Excerpt from a dataset:
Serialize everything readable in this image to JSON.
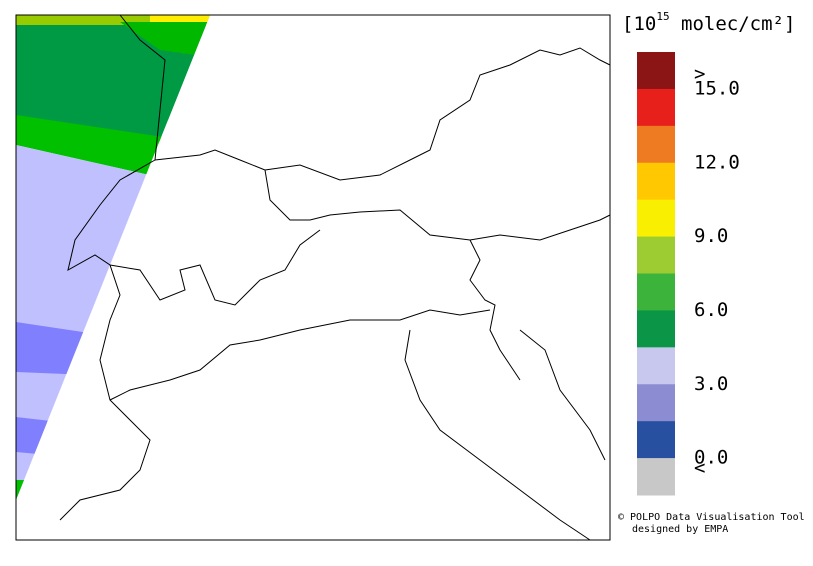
{
  "colorbar": {
    "title_prefix": "[10",
    "title_exponent": "15",
    "title_suffix": " molec/cm²]",
    "colors": [
      "#8b1414",
      "#e8201c",
      "#ee7a22",
      "#ffc800",
      "#f8f000",
      "#9ccc32",
      "#3cb43c",
      "#0a9646",
      "#c8c8ee",
      "#8c8cd2",
      "#2850a0",
      "#c8c8c8"
    ],
    "labels": [
      ">",
      "15.0",
      "12.0",
      "9.0",
      "6.0",
      "3.0",
      "0.0",
      "<"
    ]
  },
  "credit": {
    "line1": "© POLPO Data Visualisation Tool",
    "line2": "designed by EMPA"
  }
}
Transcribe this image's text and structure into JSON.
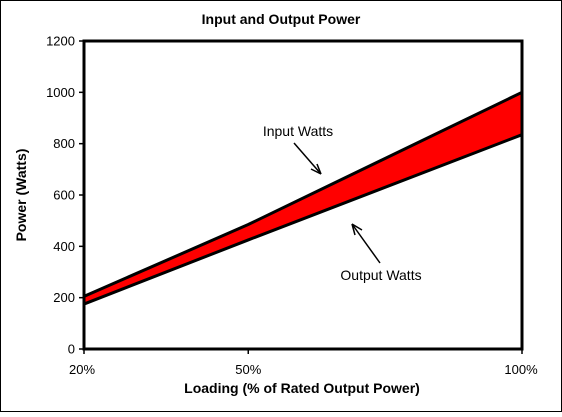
{
  "chart_data": {
    "type": "area",
    "title": "Input and Output Power",
    "xlabel": "Loading (% of Rated Output Power)",
    "ylabel": "Power (Watts)",
    "categories": [
      "20%",
      "50%",
      "100%"
    ],
    "x": [
      20,
      50,
      100
    ],
    "series": [
      {
        "name": "Input Watts",
        "values": [
          205,
          485,
          1000
        ]
      },
      {
        "name": "Output Watts",
        "values": [
          175,
          425,
          835
        ]
      }
    ],
    "ylim": [
      0,
      1200
    ],
    "yticks": [
      "0",
      "200",
      "400",
      "600",
      "800",
      "1000",
      "1200"
    ],
    "grid": false,
    "legend": "none",
    "fill_between_series": true,
    "colors": {
      "fill": "#ff0000",
      "line": "#000000",
      "background": "#ffffff"
    }
  }
}
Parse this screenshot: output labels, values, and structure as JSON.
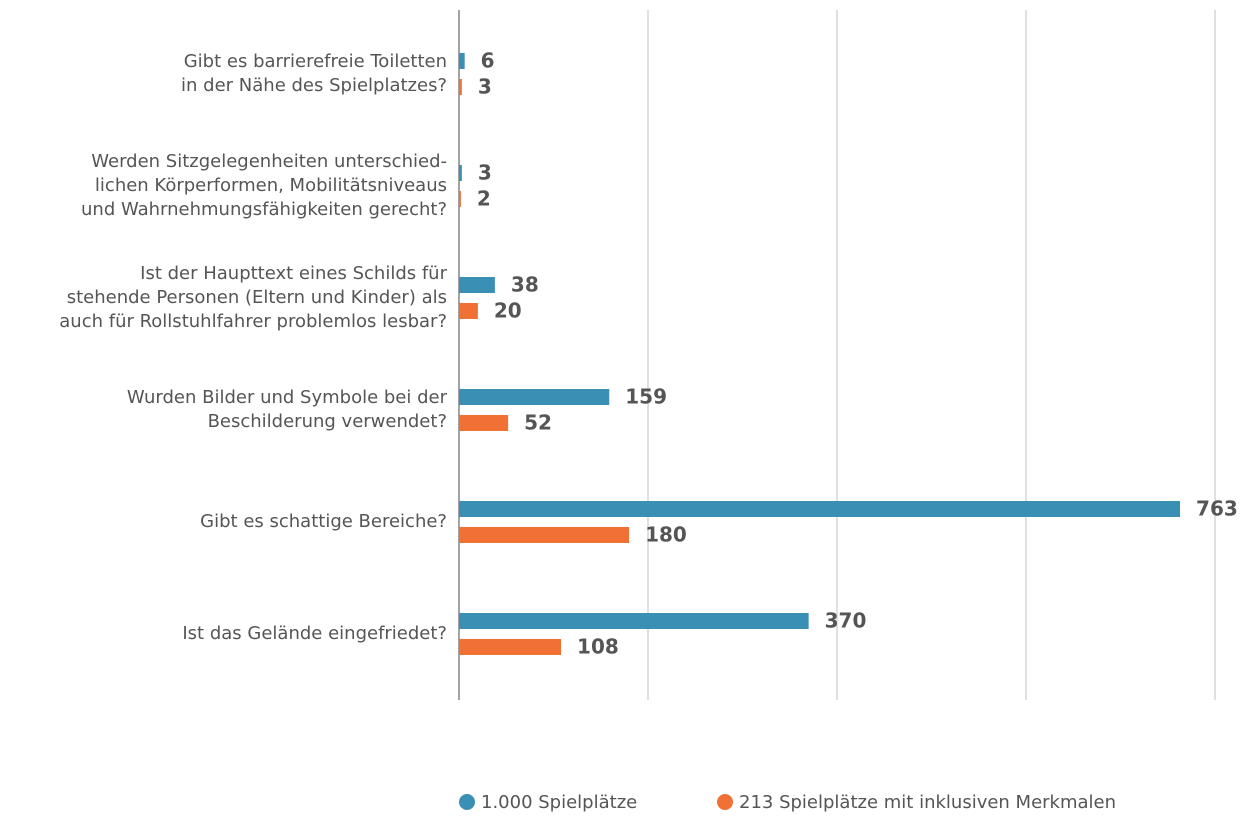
{
  "chart_data": {
    "type": "hbar",
    "categories": [
      "Gibt es barrierefreie Toiletten\nin der Nähe des Spielplatzes?",
      "Werden Sitzgelegenheiten unterschied-\nlichen Körperformen, Mobilitätsniveaus\nund Wahrnehmungsfähigkeiten gerecht?",
      "Ist der Haupttext eines Schilds für\nstehende Personen (Eltern und Kinder) als\nauch für Rollstuhlfahrer problemlos lesbar?",
      "Wurden Bilder und Symbole bei der\nBeschilderung verwendet?",
      "Gibt es schattige Bereiche?",
      "Ist das Gelände eingefriedet?"
    ],
    "series": [
      {
        "name": "1.000 Spielplätze",
        "color": "#3a8fb5",
        "values": [
          6,
          3,
          38,
          159,
          763,
          370
        ]
      },
      {
        "name": "213 Spielplätze mit inklusiven Merkmalen",
        "color": "#f07036",
        "values": [
          3,
          2,
          20,
          52,
          180,
          108
        ]
      }
    ],
    "xlim": [
      0,
      800
    ],
    "xticks": [
      0,
      200,
      400,
      600,
      800
    ],
    "grid": true
  }
}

GIVEN PROBLEM>
What is the number of lines in this listing that contain the word "image"? Answer with that number and nothing else.

TASK SOLUTION>
2